(GOAL): Revise the rows from the line with "Find all labels, buttons, inputs, and" to the line with "What elements are" by changing "bounding boxes" to "box coordinates", leaving everything else as is. Give back only those rows, without the pictures.

(Layout annotation data):

╭──

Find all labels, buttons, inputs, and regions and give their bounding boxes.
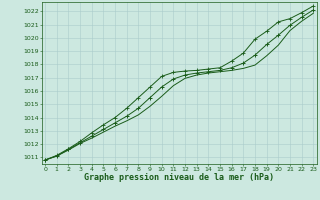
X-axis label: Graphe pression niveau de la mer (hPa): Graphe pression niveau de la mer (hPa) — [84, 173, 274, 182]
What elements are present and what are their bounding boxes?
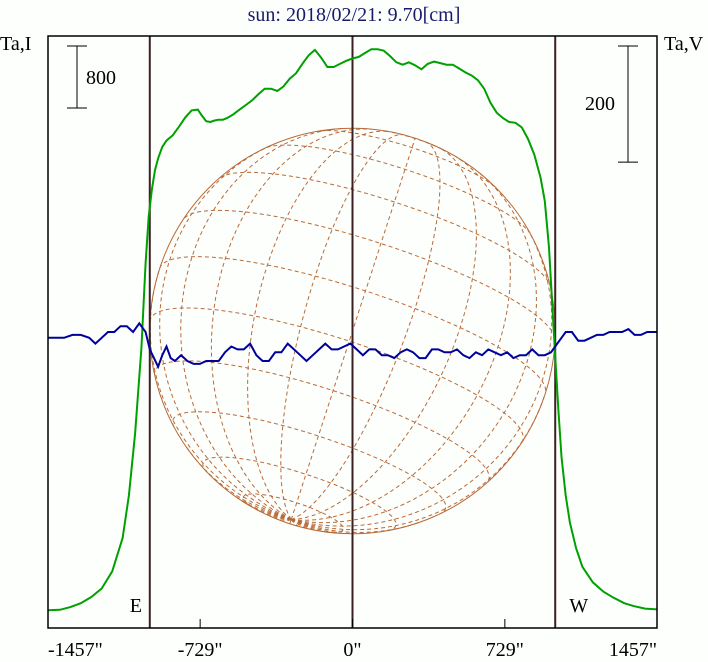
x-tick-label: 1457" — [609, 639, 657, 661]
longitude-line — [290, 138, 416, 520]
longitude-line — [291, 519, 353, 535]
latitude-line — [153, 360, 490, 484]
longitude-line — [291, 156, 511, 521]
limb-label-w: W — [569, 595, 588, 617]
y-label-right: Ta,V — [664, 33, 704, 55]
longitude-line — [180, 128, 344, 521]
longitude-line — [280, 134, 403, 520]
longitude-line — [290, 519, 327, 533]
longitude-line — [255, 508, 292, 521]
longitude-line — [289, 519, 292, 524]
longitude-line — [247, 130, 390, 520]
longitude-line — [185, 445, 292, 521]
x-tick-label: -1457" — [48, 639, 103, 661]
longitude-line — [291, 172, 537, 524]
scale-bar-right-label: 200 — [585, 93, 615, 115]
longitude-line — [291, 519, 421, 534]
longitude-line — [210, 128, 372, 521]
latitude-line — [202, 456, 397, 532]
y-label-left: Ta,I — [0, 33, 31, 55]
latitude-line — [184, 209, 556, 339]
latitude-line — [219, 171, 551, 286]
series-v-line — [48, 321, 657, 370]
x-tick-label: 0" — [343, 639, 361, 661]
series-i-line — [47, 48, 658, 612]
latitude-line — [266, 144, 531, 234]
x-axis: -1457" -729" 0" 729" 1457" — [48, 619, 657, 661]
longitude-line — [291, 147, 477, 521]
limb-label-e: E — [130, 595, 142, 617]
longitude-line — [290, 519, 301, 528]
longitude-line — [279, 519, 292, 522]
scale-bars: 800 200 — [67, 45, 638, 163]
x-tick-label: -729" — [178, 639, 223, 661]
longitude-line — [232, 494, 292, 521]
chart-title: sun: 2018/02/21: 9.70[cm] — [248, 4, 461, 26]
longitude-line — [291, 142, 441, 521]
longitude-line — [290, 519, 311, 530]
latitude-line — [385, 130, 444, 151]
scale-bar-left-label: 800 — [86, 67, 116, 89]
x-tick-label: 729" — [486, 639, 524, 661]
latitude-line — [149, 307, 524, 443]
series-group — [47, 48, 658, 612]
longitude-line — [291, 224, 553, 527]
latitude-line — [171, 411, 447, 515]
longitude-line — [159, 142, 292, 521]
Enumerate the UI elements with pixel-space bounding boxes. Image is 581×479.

╰──
╭──

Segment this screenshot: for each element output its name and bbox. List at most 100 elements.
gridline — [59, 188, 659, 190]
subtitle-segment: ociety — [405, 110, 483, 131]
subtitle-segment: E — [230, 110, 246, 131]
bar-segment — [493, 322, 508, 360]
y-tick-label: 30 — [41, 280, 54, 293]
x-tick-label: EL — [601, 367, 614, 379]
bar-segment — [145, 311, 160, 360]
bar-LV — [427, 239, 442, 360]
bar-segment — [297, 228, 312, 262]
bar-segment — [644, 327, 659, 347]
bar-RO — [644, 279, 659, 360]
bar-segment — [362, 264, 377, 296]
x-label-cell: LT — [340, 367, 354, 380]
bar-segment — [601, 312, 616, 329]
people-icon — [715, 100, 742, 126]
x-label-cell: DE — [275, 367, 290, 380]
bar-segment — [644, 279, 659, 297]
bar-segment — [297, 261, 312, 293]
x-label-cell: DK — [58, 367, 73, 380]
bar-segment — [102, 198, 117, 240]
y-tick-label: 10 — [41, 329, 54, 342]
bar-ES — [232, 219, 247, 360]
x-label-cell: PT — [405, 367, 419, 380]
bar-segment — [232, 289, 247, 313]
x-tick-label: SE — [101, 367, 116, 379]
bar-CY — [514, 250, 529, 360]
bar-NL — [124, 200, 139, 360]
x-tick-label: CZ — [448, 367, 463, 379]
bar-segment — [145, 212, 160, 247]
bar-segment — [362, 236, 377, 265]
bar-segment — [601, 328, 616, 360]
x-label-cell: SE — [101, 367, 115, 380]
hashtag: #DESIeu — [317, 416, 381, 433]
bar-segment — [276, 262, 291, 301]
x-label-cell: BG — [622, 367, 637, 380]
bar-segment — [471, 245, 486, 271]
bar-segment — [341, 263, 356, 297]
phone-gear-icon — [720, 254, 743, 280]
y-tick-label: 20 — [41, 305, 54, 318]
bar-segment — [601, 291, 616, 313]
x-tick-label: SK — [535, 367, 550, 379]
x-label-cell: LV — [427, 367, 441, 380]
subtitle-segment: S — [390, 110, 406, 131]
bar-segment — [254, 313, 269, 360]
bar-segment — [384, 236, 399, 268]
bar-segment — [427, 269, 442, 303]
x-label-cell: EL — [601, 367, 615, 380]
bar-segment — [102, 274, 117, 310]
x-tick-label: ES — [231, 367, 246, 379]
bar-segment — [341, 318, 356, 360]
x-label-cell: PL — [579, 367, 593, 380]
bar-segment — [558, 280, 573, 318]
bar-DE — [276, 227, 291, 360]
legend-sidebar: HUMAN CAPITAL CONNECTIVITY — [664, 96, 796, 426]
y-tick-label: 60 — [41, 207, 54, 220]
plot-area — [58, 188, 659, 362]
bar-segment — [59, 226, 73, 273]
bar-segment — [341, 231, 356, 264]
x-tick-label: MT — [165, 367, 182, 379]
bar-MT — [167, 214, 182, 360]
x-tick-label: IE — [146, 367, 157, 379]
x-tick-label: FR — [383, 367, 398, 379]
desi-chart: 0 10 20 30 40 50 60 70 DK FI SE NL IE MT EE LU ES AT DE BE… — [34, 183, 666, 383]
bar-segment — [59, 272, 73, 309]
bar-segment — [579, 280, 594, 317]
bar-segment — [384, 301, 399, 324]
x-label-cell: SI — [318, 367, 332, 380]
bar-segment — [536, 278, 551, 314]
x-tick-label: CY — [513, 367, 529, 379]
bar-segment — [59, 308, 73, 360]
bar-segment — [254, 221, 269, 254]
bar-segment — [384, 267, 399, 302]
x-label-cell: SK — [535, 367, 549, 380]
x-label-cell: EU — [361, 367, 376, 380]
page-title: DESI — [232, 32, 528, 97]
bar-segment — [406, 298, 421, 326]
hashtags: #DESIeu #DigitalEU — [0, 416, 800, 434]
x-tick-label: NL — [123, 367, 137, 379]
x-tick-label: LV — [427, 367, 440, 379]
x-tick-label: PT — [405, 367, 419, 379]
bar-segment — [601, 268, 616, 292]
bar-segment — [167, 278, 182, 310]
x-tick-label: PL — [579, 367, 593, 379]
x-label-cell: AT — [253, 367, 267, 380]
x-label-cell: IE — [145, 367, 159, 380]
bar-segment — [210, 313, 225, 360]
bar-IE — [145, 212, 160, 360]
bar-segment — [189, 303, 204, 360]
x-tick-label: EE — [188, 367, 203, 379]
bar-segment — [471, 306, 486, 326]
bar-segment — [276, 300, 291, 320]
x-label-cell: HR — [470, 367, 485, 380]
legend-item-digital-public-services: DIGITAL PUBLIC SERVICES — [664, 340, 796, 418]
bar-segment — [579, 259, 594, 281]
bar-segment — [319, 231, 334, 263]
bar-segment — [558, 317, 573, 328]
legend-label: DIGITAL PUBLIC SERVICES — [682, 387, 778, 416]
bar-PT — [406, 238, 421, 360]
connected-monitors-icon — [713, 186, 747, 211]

╰──

(ANSWER TO THIS TASK):
Find all labels, buttons, inputs, and regions and give their box coordinates.
X-axis label: Graphe pression niveau de la mer (hPa): Graphe pression niveau de la mer (hPa) — [84, 173, 274, 182]
What elements are present and what are their box coordinates?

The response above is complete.